Listed records
====
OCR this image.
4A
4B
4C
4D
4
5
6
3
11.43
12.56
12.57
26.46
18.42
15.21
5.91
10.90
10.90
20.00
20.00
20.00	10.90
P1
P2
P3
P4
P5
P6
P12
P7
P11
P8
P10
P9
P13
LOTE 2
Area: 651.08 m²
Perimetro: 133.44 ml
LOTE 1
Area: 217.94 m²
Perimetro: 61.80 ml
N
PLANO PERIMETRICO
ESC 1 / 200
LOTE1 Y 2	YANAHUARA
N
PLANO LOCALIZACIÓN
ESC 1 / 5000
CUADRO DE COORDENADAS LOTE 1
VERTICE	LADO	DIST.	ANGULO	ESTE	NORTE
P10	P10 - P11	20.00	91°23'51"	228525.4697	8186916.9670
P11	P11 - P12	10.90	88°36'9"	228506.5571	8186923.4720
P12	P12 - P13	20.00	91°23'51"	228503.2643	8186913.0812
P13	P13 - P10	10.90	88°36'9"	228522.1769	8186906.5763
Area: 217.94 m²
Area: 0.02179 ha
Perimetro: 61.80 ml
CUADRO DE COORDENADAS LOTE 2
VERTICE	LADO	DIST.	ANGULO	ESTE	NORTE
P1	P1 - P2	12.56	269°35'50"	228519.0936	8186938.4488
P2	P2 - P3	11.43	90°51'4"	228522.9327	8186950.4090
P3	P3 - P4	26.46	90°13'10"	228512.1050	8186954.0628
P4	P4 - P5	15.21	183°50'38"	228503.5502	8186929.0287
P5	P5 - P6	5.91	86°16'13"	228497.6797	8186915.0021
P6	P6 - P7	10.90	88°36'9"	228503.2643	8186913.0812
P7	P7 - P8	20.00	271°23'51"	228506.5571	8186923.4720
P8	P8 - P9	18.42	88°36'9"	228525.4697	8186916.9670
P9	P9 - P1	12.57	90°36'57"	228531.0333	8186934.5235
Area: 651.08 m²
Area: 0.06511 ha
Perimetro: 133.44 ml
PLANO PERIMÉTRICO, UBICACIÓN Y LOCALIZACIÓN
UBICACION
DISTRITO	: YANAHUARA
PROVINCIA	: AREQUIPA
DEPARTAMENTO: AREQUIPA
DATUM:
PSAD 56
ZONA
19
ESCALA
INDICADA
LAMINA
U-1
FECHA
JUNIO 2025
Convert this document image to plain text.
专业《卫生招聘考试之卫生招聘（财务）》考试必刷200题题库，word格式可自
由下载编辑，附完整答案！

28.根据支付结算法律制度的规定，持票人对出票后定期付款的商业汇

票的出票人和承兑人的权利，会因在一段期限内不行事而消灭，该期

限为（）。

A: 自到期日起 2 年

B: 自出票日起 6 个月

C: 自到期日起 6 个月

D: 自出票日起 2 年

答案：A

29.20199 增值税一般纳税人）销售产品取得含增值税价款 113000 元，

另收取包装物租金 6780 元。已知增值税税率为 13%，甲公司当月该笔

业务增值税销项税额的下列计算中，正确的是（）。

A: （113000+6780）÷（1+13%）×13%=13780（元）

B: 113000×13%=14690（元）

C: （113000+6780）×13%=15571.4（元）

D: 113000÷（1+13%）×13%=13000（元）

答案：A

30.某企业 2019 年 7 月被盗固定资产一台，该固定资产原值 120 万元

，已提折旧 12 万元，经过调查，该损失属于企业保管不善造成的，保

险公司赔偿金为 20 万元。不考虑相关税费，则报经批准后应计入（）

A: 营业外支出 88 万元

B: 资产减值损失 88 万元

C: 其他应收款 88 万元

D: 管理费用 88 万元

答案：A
====
Problem to work on
Repeat the data precisely, line by line.

Complete answer
OCR this image.
4A
4B
4C
4D
4
5
6
3
11.43
12.56
12.57
26.46
18.42
15.21
5.91
10.90
10.90
20.00
20.00
20.00	10.90
P1
P2
P3
P4
P5
P6
P12
P7
P11
P8
P10
P9
P13
LOTE 2
Area: 651.08 m²
Perimetro: 133.44 ml
LOTE 1
Area: 217.94 m²
Perimetro: 61.80 ml
N
PLANO PERIMETRICO
ESC 1 / 200
LOTE1 Y 2	YANAHUARA
N
PLANO LOCALIZACIÓN
ESC 1 / 5000
CUADRO DE COORDENADAS LOTE 1
VERTICE	LADO	DIST.	ANGULO	ESTE	NORTE
P10	P10 - P11	20.00	91°23'51"	228525.4697	8186916.9670
P11	P11 - P12	10.90	88°36'9"	228506.5571	8186923.4720
P12	P12 - P13	20.00	91°23'51"	228503.2643	8186913.0812
P13	P13 - P10	10.90	88°36'9"	228522.1769	8186906.5763
Area: 217.94 m²
Area: 0.02179 ha
Perimetro: 61.80 ml
CUADRO DE COORDENADAS LOTE 2
VERTICE	LADO	DIST.	ANGULO	ESTE	NORTE
P1	P1 - P2	12.56	269°35'50"	228519.0936	8186938.4488
P2	P2 - P3	11.43	90°51'4"	228522.9327	8186950.4090
P3	P3 - P4	26.46	90°13'10"	228512.1050	8186954.0628
P4	P4 - P5	15.21	183°50'38"	228503.5502	8186929.0287
P5	P5 - P6	5.91	86°16'13"	228497.6797	8186915.0021
P6	P6 - P7	10.90	88°36'9"	228503.2643	8186913.0812
P7	P7 - P8	20.00	271°23'51"	228506.5571	8186923.4720
P8	P8 - P9	18.42	88°36'9"	228525.4697	8186916.9670
P9	P9 - P1	12.57	90°36'57"	228531.0333	8186934.5235
Area: 651.08 m²
Area: 0.06511 ha
Perimetro: 133.44 ml
PLANO PERIMÉTRICO, UBICACIÓN Y LOCALIZACIÓN
UBICACION
DISTRITO	: YANAHUARA
PROVINCIA	: AREQUIPA
DEPARTAMENTO: AREQUIPA
DATUM:
PSAD 56
ZONA
19
ESCALA
INDICADA
LAMINA
U-1
FECHA
JUNIO 2025
Convert this document image to plain text.
专业《卫生招聘考试之卫生招聘（财务）》考试必刷200题题库，word格式可自
由下载编辑，附完整答案！

28.根据支付结算法律制度的规定，持票人对出票后定期付款的商业汇

票的出票人和承兑人的权利，会因在一段期限内不行事而消灭，该期

限为（）。

A: 自到期日起 2 年

B: 自出票日起 6 个月

C: 自到期日起 6 个月

D: 自出票日起 2 年

答案：A

29.20199 增值税一般纳税人）销售产品取得含增值税价款 113000 元，

另收取包装物租金 6780 元。已知增值税税率为 13%，甲公司当月该笔

业务增值税销项税额的下列计算中，正确的是（）。

A: （113000+6780）÷（1+13%）×13%=13780（元）

B: 113000×13%=14690（元）

C: （113000+6780）×13%=15571.4（元）

D: 113000÷（1+13%）×13%=13000（元）

答案：A

30.某企业 2019 年 7 月被盗固定资产一台，该固定资产原值 120 万元

，已提折旧 12 万元，经过调查，该损失属于企业保管不善造成的，保

险公司赔偿金为 20 万元。不考虑相关税费，则报经批准后应计入（）

A: 营业外支出 88 万元

B: 资产减值损失 88 万元

C: 其他应收款 88 万元

D: 管理费用 88 万元

答案：A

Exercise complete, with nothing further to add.